▸ Problem: Below are records. Count every line containing the word "keskusvaalilautakunnat" and give the number alone.

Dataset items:
⁂
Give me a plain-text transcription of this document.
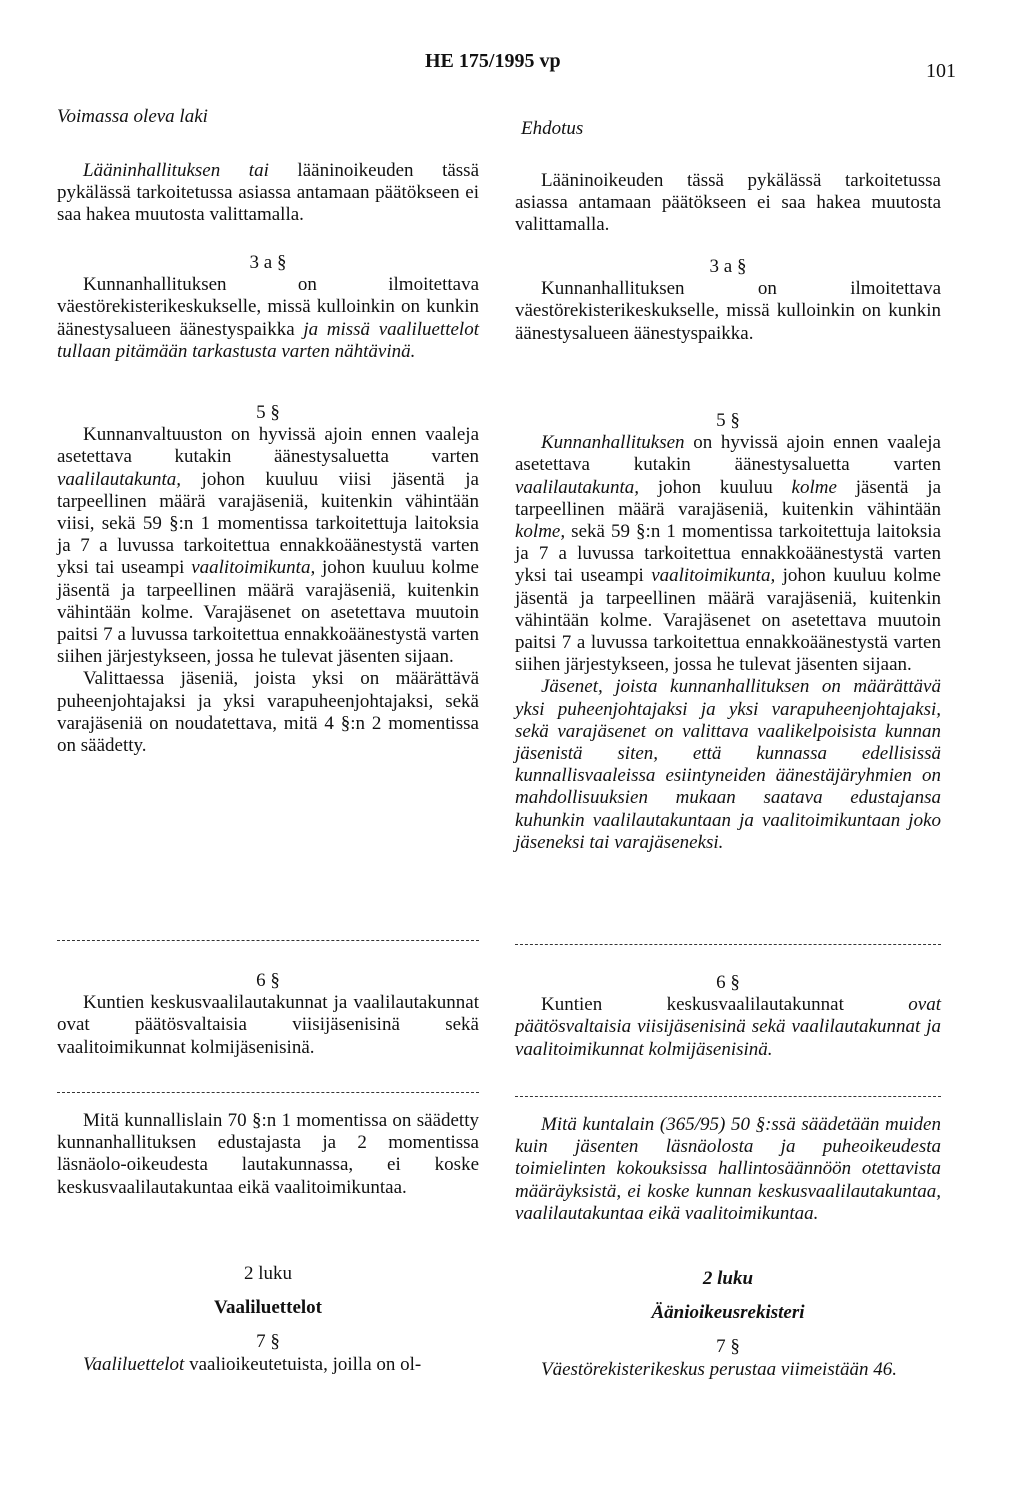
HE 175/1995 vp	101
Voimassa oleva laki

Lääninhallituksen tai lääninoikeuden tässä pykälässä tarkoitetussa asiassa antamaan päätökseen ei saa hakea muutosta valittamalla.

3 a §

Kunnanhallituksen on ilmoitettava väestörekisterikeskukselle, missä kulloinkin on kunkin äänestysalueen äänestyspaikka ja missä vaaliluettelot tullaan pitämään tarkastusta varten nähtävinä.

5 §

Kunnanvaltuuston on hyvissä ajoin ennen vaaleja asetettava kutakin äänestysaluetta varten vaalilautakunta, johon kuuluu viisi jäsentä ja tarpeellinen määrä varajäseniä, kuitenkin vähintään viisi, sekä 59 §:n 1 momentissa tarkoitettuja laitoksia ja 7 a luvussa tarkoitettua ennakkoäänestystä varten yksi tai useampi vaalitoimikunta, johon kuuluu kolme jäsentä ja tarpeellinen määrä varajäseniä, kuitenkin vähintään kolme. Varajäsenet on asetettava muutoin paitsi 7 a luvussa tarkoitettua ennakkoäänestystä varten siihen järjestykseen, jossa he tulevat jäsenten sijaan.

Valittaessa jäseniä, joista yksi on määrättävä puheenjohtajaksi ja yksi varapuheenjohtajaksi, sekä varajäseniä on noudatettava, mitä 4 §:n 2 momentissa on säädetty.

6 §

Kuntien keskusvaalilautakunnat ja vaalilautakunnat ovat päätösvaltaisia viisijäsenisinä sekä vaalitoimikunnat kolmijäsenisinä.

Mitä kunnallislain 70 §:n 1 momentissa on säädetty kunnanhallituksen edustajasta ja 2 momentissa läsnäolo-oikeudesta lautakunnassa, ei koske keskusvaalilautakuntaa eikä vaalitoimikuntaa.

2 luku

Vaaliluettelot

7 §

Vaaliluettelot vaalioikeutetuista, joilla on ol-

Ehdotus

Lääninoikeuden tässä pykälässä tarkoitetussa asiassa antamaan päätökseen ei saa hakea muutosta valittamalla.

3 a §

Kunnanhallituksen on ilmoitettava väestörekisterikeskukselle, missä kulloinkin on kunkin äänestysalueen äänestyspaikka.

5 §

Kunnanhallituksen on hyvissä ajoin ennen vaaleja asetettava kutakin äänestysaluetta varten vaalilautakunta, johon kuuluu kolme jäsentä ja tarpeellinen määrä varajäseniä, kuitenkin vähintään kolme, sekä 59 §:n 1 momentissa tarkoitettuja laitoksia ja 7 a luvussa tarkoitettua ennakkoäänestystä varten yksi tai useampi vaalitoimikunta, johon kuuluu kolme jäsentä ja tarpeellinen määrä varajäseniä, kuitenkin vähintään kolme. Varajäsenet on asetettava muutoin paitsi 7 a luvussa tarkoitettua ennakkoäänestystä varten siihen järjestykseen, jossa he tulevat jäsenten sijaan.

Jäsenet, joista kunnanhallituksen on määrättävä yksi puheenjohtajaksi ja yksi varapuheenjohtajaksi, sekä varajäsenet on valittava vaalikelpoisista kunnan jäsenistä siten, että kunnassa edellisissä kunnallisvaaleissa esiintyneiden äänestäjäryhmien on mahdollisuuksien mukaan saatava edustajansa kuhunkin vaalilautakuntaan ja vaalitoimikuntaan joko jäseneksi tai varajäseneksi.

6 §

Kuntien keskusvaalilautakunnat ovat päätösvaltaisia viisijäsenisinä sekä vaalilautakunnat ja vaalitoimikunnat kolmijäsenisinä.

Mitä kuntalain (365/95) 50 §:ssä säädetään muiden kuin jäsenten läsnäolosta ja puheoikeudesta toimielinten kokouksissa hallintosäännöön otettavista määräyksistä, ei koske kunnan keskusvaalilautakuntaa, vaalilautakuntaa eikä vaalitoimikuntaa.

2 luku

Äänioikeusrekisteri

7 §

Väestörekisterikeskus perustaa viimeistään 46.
⁂
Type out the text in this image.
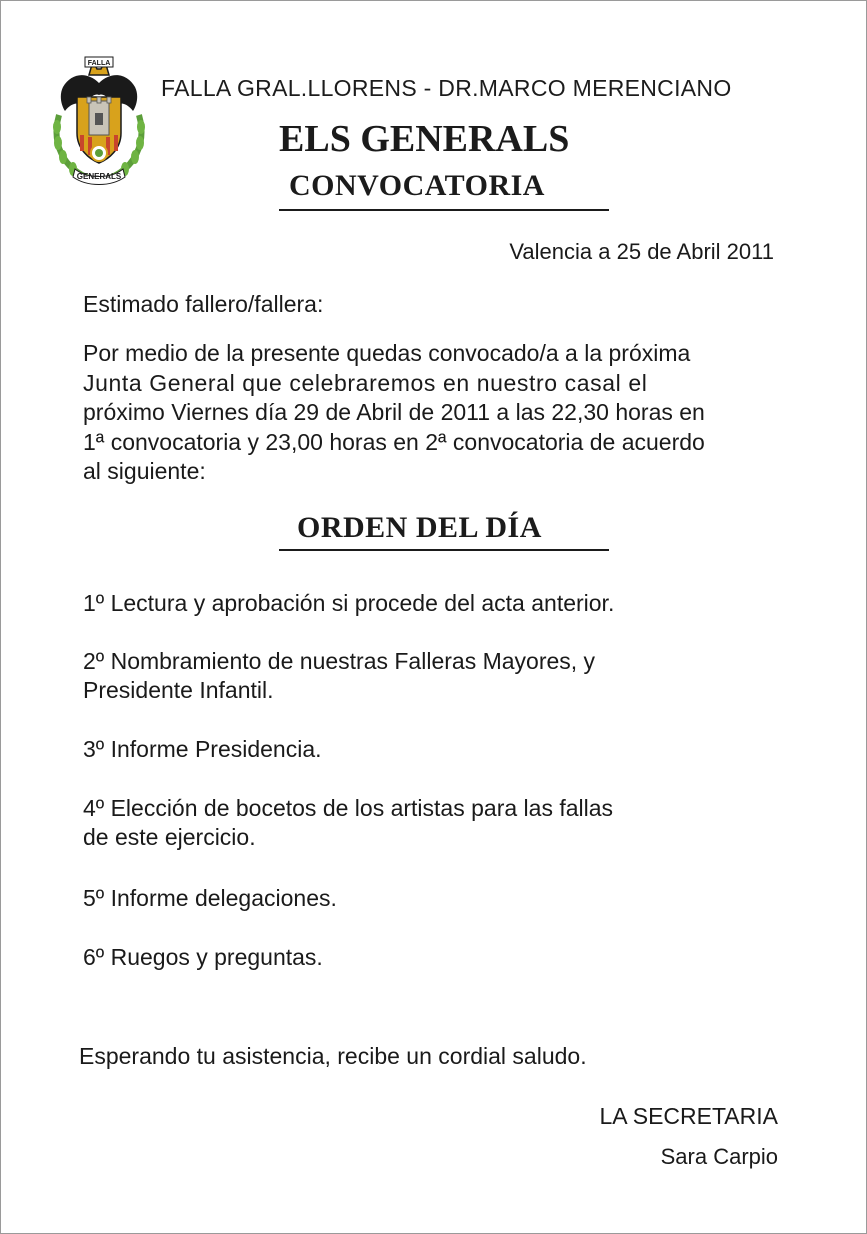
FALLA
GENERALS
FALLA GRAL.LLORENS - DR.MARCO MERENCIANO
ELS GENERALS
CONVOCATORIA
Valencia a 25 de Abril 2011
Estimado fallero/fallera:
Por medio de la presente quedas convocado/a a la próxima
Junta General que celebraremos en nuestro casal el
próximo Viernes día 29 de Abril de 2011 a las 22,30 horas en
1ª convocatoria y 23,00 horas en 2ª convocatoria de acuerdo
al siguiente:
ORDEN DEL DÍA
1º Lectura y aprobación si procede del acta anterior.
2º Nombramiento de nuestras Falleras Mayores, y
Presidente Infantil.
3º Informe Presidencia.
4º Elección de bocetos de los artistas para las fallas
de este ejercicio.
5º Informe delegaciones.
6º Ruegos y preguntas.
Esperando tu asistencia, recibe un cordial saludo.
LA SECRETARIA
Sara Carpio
⁂
▸ Solution below: 2